━━━ Dataset excerpts

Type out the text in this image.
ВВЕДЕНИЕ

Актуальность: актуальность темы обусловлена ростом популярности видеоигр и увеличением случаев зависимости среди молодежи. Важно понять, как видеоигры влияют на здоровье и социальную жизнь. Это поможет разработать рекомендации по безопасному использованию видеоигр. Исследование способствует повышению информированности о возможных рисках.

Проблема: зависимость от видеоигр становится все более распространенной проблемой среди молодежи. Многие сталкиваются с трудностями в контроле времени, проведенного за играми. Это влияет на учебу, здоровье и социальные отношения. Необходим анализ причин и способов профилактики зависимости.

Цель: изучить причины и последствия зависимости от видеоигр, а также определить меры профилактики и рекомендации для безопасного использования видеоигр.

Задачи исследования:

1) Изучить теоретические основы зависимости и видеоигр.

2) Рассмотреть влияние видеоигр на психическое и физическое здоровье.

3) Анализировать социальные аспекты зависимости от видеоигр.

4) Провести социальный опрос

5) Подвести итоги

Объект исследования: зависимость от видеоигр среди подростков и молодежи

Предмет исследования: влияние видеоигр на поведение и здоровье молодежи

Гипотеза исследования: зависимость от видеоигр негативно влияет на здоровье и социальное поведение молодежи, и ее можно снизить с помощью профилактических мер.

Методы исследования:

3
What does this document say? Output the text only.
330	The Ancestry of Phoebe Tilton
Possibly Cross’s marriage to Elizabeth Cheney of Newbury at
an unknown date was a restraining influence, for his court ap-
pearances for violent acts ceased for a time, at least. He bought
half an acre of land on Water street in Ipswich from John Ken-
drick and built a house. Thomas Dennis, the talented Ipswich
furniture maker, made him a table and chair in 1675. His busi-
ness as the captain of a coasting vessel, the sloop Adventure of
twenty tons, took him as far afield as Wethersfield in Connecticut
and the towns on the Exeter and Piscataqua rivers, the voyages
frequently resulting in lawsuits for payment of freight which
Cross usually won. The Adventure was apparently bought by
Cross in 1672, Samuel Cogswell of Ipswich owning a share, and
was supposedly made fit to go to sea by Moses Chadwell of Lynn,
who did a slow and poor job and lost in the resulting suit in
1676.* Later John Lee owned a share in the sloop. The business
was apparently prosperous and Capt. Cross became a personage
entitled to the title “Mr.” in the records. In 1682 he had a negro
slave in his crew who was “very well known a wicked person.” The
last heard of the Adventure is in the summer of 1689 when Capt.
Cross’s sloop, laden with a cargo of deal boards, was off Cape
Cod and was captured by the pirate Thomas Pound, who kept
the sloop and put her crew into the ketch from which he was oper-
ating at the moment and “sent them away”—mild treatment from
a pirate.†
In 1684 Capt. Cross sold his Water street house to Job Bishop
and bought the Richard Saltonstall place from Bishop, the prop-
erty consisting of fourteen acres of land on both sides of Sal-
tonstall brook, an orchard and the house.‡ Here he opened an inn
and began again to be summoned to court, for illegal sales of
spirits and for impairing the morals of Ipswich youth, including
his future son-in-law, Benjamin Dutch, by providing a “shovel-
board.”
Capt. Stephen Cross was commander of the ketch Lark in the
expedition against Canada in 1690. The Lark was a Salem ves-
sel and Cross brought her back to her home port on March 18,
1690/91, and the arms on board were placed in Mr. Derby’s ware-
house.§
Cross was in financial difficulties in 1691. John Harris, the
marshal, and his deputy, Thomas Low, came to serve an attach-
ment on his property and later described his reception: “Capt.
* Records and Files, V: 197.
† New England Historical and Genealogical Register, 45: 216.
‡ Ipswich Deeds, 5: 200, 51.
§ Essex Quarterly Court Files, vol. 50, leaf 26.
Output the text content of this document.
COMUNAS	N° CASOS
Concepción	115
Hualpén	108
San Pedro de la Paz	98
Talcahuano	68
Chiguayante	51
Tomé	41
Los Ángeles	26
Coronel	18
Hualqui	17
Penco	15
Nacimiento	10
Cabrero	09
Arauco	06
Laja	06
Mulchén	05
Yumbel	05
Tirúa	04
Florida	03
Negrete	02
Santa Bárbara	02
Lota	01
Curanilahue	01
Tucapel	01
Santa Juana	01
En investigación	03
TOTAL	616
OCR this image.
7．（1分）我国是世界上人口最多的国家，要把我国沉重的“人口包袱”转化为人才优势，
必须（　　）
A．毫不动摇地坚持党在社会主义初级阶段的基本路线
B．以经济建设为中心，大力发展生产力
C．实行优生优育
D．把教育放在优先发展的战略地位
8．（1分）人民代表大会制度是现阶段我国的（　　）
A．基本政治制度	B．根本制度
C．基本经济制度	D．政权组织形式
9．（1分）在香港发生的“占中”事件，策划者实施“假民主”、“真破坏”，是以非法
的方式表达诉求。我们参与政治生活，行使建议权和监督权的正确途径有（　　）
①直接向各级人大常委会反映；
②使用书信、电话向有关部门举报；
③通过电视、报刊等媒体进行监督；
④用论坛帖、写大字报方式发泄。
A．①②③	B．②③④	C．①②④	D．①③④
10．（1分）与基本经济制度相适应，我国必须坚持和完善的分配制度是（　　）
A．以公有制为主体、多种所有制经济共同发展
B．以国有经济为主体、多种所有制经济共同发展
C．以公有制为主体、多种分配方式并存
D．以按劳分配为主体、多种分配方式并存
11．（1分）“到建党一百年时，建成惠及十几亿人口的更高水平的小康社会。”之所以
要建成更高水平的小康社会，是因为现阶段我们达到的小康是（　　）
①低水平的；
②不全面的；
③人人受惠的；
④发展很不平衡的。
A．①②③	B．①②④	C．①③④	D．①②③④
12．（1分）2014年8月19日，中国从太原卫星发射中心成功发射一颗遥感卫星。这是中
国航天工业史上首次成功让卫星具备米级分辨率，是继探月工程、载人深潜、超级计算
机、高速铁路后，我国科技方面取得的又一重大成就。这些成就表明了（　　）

━━━━━━

**Problem:**
The records above are to be copied in full, exactly as written.

**Solution to the exercise:**
Type out the text in this image.
ВВЕДЕНИЕ

Актуальность: актуальность темы обусловлена ростом популярности видеоигр и увеличением случаев зависимости среди молодежи. Важно понять, как видеоигры влияют на здоровье и социальную жизнь. Это поможет разработать рекомендации по безопасному использованию видеоигр. Исследование способствует повышению информированности о возможных рисках.

Проблема: зависимость от видеоигр становится все более распространенной проблемой среди молодежи. Многие сталкиваются с трудностями в контроле времени, проведенного за играми. Это влияет на учебу, здоровье и социальные отношения. Необходим анализ причин и способов профилактики зависимости.

Цель: изучить причины и последствия зависимости от видеоигр, а также определить меры профилактики и рекомендации для безопасного использования видеоигр.

Задачи исследования:

1) Изучить теоретические основы зависимости и видеоигр.

2) Рассмотреть влияние видеоигр на психическое и физическое здоровье.

3) Анализировать социальные аспекты зависимости от видеоигр.

4) Провести социальный опрос

5) Подвести итоги

Объект исследования: зависимость от видеоигр среди подростков и молодежи

Предмет исследования: влияние видеоигр на поведение и здоровье молодежи

Гипотеза исследования: зависимость от видеоигр негативно влияет на здоровье и социальное поведение молодежи, и ее можно снизить с помощью профилактических мер.

Методы исследования:

3
What does this document say? Output the text only.
330	The Ancestry of Phoebe Tilton
Possibly Cross’s marriage to Elizabeth Cheney of Newbury at
an unknown date was a restraining influence, for his court ap-
pearances for violent acts ceased for a time, at least. He bought
half an acre of land on Water street in Ipswich from John Ken-
drick and built a house. Thomas Dennis, the talented Ipswich
furniture maker, made him a table and chair in 1675. His busi-
ness as the captain of a coasting vessel, the sloop Adventure of
twenty tons, took him as far afield as Wethersfield in Connecticut
and the towns on the Exeter and Piscataqua rivers, the voyages
frequently resulting in lawsuits for payment of freight which
Cross usually won. The Adventure was apparently bought by
Cross in 1672, Samuel Cogswell of Ipswich owning a share, and
was supposedly made fit to go to sea by Moses Chadwell of Lynn,
who did a slow and poor job and lost in the resulting suit in
1676.* Later John Lee owned a share in the sloop. The business
was apparently prosperous and Capt. Cross became a personage
entitled to the title “Mr.” in the records. In 1682 he had a negro
slave in his crew who was “very well known a wicked person.” The
last heard of the Adventure is in the summer of 1689 when Capt.
Cross’s sloop, laden with a cargo of deal boards, was off Cape
Cod and was captured by the pirate Thomas Pound, who kept
the sloop and put her crew into the ketch from which he was oper-
ating at the moment and “sent them away”—mild treatment from
a pirate.†
In 1684 Capt. Cross sold his Water street house to Job Bishop
and bought the Richard Saltonstall place from Bishop, the prop-
erty consisting of fourteen acres of land on both sides of Sal-
tonstall brook, an orchard and the house.‡ Here he opened an inn
and began again to be summoned to court, for illegal sales of
spirits and for impairing the morals of Ipswich youth, including
his future son-in-law, Benjamin Dutch, by providing a “shovel-
board.”
Capt. Stephen Cross was commander of the ketch Lark in the
expedition against Canada in 1690. The Lark was a Salem ves-
sel and Cross brought her back to her home port on March 18,
1690/91, and the arms on board were placed in Mr. Derby’s ware-
house.§
Cross was in financial difficulties in 1691. John Harris, the
marshal, and his deputy, Thomas Low, came to serve an attach-
ment on his property and later described his reception: “Capt.
* Records and Files, V: 197.
† New England Historical and Genealogical Register, 45: 216.
‡ Ipswich Deeds, 5: 200, 51.
§ Essex Quarterly Court Files, vol. 50, leaf 26.
Output the text content of this document.
COMUNAS	N° CASOS
Concepción	115
Hualpén	108
San Pedro de la Paz	98
Talcahuano	68
Chiguayante	51
Tomé	41
Los Ángeles	26
Coronel	18
Hualqui	17
Penco	15
Nacimiento	10
Cabrero	09
Arauco	06
Laja	06
Mulchén	05
Yumbel	05
Tirúa	04
Florida	03
Negrete	02
Santa Bárbara	02
Lota	01
Curanilahue	01
Tucapel	01
Santa Juana	01
En investigación	03
TOTAL	616
OCR this image.
7．（1分）我国是世界上人口最多的国家，要把我国沉重的“人口包袱”转化为人才优势，
必须（　　）
A．毫不动摇地坚持党在社会主义初级阶段的基本路线
B．以经济建设为中心，大力发展生产力
C．实行优生优育
D．把教育放在优先发展的战略地位
8．（1分）人民代表大会制度是现阶段我国的（　　）
A．基本政治制度	B．根本制度
C．基本经济制度	D．政权组织形式
9．（1分）在香港发生的“占中”事件，策划者实施“假民主”、“真破坏”，是以非法
的方式表达诉求。我们参与政治生活，行使建议权和监督权的正确途径有（　　）
①直接向各级人大常委会反映；
②使用书信、电话向有关部门举报；
③通过电视、报刊等媒体进行监督；
④用论坛帖、写大字报方式发泄。
A．①②③	B．②③④	C．①②④	D．①③④
10．（1分）与基本经济制度相适应，我国必须坚持和完善的分配制度是（　　）
A．以公有制为主体、多种所有制经济共同发展
B．以国有经济为主体、多种所有制经济共同发展
C．以公有制为主体、多种分配方式并存
D．以按劳分配为主体、多种分配方式并存
11．（1分）“到建党一百年时，建成惠及十几亿人口的更高水平的小康社会。”之所以
要建成更高水平的小康社会，是因为现阶段我们达到的小康是（　　）
①低水平的；
②不全面的；
③人人受惠的；
④发展很不平衡的。
A．①②③	B．①②④	C．①③④	D．①②③④
12．（1分）2014年8月19日，中国从太原卫星发射中心成功发射一颗遥感卫星。这是中
国航天工业史上首次成功让卫星具备米级分辨率，是继探月工程、载人深潜、超级计算
机、高速铁路后，我国科技方面取得的又一重大成就。这些成就表明了（　　）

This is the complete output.